┌────────

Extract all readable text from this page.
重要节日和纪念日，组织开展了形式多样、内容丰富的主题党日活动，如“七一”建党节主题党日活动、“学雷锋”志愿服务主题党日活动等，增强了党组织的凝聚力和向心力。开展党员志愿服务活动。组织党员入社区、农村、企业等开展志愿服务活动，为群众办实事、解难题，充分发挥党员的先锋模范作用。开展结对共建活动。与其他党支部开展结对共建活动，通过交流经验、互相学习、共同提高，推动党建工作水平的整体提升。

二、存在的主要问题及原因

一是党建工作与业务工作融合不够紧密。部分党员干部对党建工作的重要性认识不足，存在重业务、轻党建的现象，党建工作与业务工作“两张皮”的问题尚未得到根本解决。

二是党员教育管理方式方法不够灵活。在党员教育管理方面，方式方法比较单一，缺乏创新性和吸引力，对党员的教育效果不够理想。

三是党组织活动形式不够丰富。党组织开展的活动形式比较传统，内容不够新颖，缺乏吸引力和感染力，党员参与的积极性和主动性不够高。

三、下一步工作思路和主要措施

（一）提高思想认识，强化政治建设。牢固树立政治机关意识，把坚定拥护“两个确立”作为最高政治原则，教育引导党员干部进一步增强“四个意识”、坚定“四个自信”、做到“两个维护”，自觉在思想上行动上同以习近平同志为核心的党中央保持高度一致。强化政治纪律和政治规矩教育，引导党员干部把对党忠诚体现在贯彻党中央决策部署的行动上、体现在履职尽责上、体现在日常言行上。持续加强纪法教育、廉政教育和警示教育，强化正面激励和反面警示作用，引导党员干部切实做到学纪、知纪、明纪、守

└────────

_Exercise prompt_. Please repeat the listing above in full and exactly.

_Reply to the task_.
Extract all readable text from this page.
重要节日和纪念日，组织开展了形式多样、内容丰富的主题党日活动，如“七一”建党节主题党日活动、“学雷锋”志愿服务主题党日活动等，增强了党组织的凝聚力和向心力。开展党员志愿服务活动。组织党员入社区、农村、企业等开展志愿服务活动，为群众办实事、解难题，充分发挥党员的先锋模范作用。开展结对共建活动。与其他党支部开展结对共建活动，通过交流经验、互相学习、共同提高，推动党建工作水平的整体提升。

二、存在的主要问题及原因

一是党建工作与业务工作融合不够紧密。部分党员干部对党建工作的重要性认识不足，存在重业务、轻党建的现象，党建工作与业务工作“两张皮”的问题尚未得到根本解决。

二是党员教育管理方式方法不够灵活。在党员教育管理方面，方式方法比较单一，缺乏创新性和吸引力，对党员的教育效果不够理想。

三是党组织活动形式不够丰富。党组织开展的活动形式比较传统，内容不够新颖，缺乏吸引力和感染力，党员参与的积极性和主动性不够高。

三、下一步工作思路和主要措施

（一）提高思想认识，强化政治建设。牢固树立政治机关意识，把坚定拥护“两个确立”作为最高政治原则，教育引导党员干部进一步增强“四个意识”、坚定“四个自信”、做到“两个维护”，自觉在思想上行动上同以习近平同志为核心的党中央保持高度一致。强化政治纪律和政治规矩教育，引导党员干部把对党忠诚体现在贯彻党中央决策部署的行动上、体现在履职尽责上、体现在日常言行上。持续加强纪法教育、廉政教育和警示教育，强化正面激励和反面警示作用，引导党员干部切实做到学纪、知纪、明纪、守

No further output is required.